> **INFORMATION SHOWN**

---+---

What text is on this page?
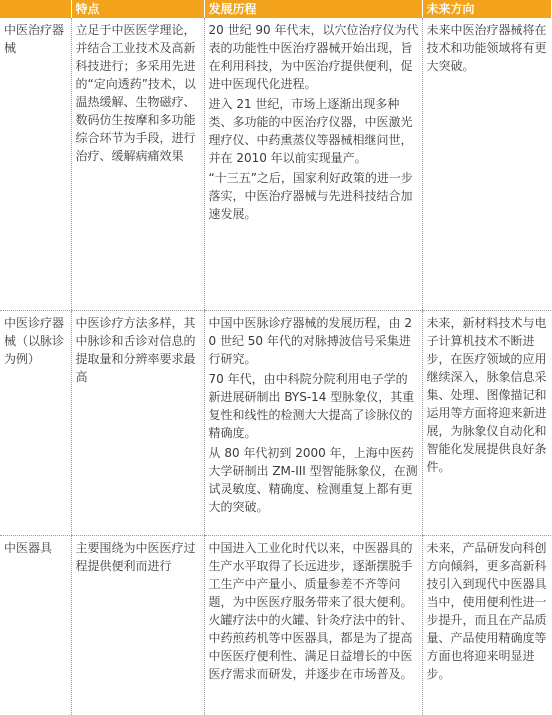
	特点	发展历程	未来方向
中医治疗器械	立足于中医医学理论，并结合工业技术及高新科技进行；多采用先进的“定向透药”技术，以温热缓解、生物磁疗、数码仿生按摩和多功能综合环节为手段，进行治疗、缓解病痛效果	20 世纪 90 年代末，以穴位治疗仪为代表的功能性中医治疗器械开始出现，旨在利用科技，为中医治疗提供便利，促进中医现代化进程。
进入 21 世纪，市场上逐渐出现多种类、多功能的中医治疗仪器，中医激光理疗仪、中药熏蒸仪等器械相继问世，并在 2010 年以前实现量产。
“十三五”之后，国家利好政策的进一步落实，中医治疗器械与先进科技结合加速发展。	未来中医治疗器械将在技术和功能领域将有更大突破。
中医诊疗器械（以脉诊为例）	中医诊疗方法多样，其中脉诊和舌诊对信息的提取量和分辨率要求最高	中国中医脉诊疗器械的发展历程，由 20 世纪 50 年代的对脉搏波信号采集进行研究。
70 年代，由中科院分院利用电子学的新进展研制出 BYS-14 型脉象仪，其重复性和线性的检测大大提高了诊脉仪的精确度。
从 80 年代初到 2000 年，上海中医药大学研制出 ZM-III 型智能脉象仪，在测试灵敏度、精确度、检测重复上都有更大的突破。	未来，新材料技术与电子计算机技术不断进步，在医疗领域的应用继续深入，脉象信息采集、处理、图像描记和运用等方面将迎来新进展，为脉象仪自动化和智能化发展提供良好条件。
中医器具	主要围绕为中医医疗过程提供便利而进行	中国进入工业化时代以来，中医器具的生产水平取得了长远进步，逐渐摆脱手工生产中产量小、质量参差不齐等问题，为中医医疗服务带来了很大便利。火罐疗法中的火罐、针灸疗法中的针、中药煎药机等中医器具，都是为了提高中医医疗便利性、满足日益增长的中医医疗需求而研发，并逐步在市场普及。	未来，产品研发向科创方向倾斜，更多高新科技引入到现代中医器具当中，使用便利性进一步提升，而且在产品质量、产品使用精确度等方面也将迎来明显进步。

---+---

> **EXERCISE OBJECTIVE**
Without the pictures, return all the records precisely as they stand.

> **ANSWER TO THE EXERCISE**
What text is on this page?
	特点	发展历程	未来方向
中医治疗器械	立足于中医医学理论，并结合工业技术及高新科技进行；多采用先进的“定向透药”技术，以温热缓解、生物磁疗、数码仿生按摩和多功能综合环节为手段，进行治疗、缓解病痛效果	20 世纪 90 年代末，以穴位治疗仪为代表的功能性中医治疗器械开始出现，旨在利用科技，为中医治疗提供便利，促进中医现代化进程。
进入 21 世纪，市场上逐渐出现多种类、多功能的中医治疗仪器，中医激光理疗仪、中药熏蒸仪等器械相继问世，并在 2010 年以前实现量产。
“十三五”之后，国家利好政策的进一步落实，中医治疗器械与先进科技结合加速发展。	未来中医治疗器械将在技术和功能领域将有更大突破。
中医诊疗器械（以脉诊为例）	中医诊疗方法多样，其中脉诊和舌诊对信息的提取量和分辨率要求最高	中国中医脉诊疗器械的发展历程，由 20 世纪 50 年代的对脉搏波信号采集进行研究。
70 年代，由中科院分院利用电子学的新进展研制出 BYS-14 型脉象仪，其重复性和线性的检测大大提高了诊脉仪的精确度。
从 80 年代初到 2000 年，上海中医药大学研制出 ZM-III 型智能脉象仪，在测试灵敏度、精确度、检测重复上都有更大的突破。	未来，新材料技术与电子计算机技术不断进步，在医疗领域的应用继续深入，脉象信息采集、处理、图像描记和运用等方面将迎来新进展，为脉象仪自动化和智能化发展提供良好条件。
中医器具	主要围绕为中医医疗过程提供便利而进行	中国进入工业化时代以来，中医器具的生产水平取得了长远进步，逐渐摆脱手工生产中产量小、质量参差不齐等问题，为中医医疗服务带来了很大便利。火罐疗法中的火罐、针灸疗法中的针、中药煎药机等中医器具，都是为了提高中医医疗便利性、满足日益增长的中医医疗需求而研发，并逐步在市场普及。	未来，产品研发向科创方向倾斜，更多高新科技引入到现代中医器具当中，使用便利性进一步提升，而且在产品质量、产品使用精确度等方面也将迎来明显进步。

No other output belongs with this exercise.